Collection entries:
— Start —
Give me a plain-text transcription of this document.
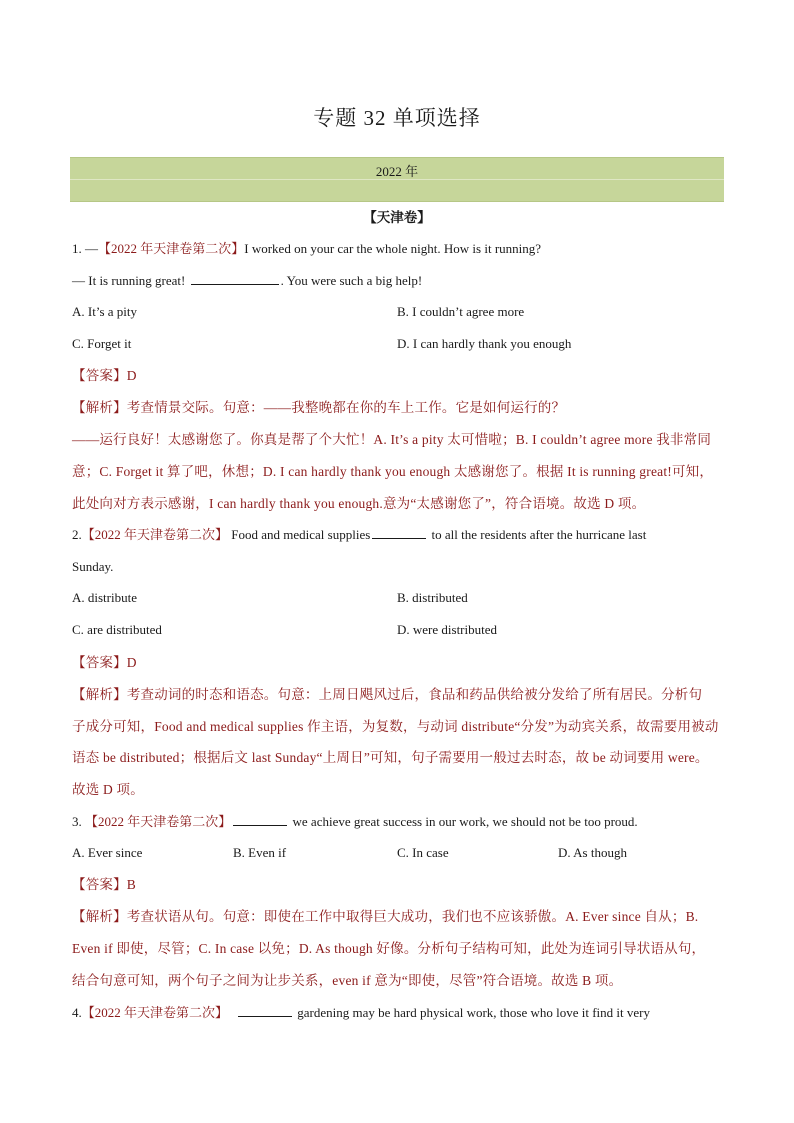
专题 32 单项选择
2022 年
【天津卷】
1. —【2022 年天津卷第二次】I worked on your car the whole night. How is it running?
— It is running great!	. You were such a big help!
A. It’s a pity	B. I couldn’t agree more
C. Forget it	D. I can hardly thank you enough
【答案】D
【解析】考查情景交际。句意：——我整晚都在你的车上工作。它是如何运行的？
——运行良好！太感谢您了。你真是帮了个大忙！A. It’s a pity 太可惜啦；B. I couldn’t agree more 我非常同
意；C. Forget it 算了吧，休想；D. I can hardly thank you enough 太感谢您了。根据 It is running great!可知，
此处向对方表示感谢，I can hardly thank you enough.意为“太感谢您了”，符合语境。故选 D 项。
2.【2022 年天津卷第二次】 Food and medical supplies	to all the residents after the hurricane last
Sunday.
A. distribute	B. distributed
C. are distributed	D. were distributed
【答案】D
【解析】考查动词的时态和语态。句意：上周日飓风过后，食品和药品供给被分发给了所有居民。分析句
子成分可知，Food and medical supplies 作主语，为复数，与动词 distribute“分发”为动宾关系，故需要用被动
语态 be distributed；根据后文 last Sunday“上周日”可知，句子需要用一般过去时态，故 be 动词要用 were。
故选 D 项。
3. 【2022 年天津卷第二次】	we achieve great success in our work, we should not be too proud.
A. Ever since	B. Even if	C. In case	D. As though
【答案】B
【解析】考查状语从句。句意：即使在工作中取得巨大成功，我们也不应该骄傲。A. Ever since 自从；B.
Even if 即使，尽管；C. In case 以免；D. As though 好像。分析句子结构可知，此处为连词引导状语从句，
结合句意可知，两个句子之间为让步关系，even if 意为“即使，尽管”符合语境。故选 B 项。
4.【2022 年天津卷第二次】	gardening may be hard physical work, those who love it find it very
— End —
### EXERCISE OBJECTIVE
Omit every picture, then reproduce the rest of the listing exactly.

### SOLVED EXERCISE
Give me a plain-text transcription of this document.
专题 32 单项选择
2022 年
【天津卷】
1. —【2022 年天津卷第二次】I worked on your car the whole night. How is it running?
— It is running great!	. You were such a big help!
A. It’s a pity	B. I couldn’t agree more
C. Forget it	D. I can hardly thank you enough
【答案】D
【解析】考查情景交际。句意：——我整晚都在你的车上工作。它是如何运行的？
——运行良好！太感谢您了。你真是帮了个大忙！A. It’s a pity 太可惜啦；B. I couldn’t agree more 我非常同
意；C. Forget it 算了吧，休想；D. I can hardly thank you enough 太感谢您了。根据 It is running great!可知，
此处向对方表示感谢，I can hardly thank you enough.意为“太感谢您了”，符合语境。故选 D 项。
2.【2022 年天津卷第二次】 Food and medical supplies	to all the residents after the hurricane last
Sunday.
A. distribute	B. distributed
C. are distributed	D. were distributed
【答案】D
【解析】考查动词的时态和语态。句意：上周日飓风过后，食品和药品供给被分发给了所有居民。分析句
子成分可知，Food and medical supplies 作主语，为复数，与动词 distribute“分发”为动宾关系，故需要用被动
语态 be distributed；根据后文 last Sunday“上周日”可知，句子需要用一般过去时态，故 be 动词要用 were。
故选 D 项。
3. 【2022 年天津卷第二次】	we achieve great success in our work, we should not be too proud.
A. Ever since	B. Even if	C. In case	D. As though
【答案】B
【解析】考查状语从句。句意：即使在工作中取得巨大成功，我们也不应该骄傲。A. Ever since 自从；B.
Even if 即使，尽管；C. In case 以免；D. As though 好像。分析句子结构可知，此处为连词引导状语从句，
结合句意可知，两个句子之间为让步关系，even if 意为“即使，尽管”符合语境。故选 B 项。
4.【2022 年天津卷第二次】	gardening may be hard physical work, those who love it find it very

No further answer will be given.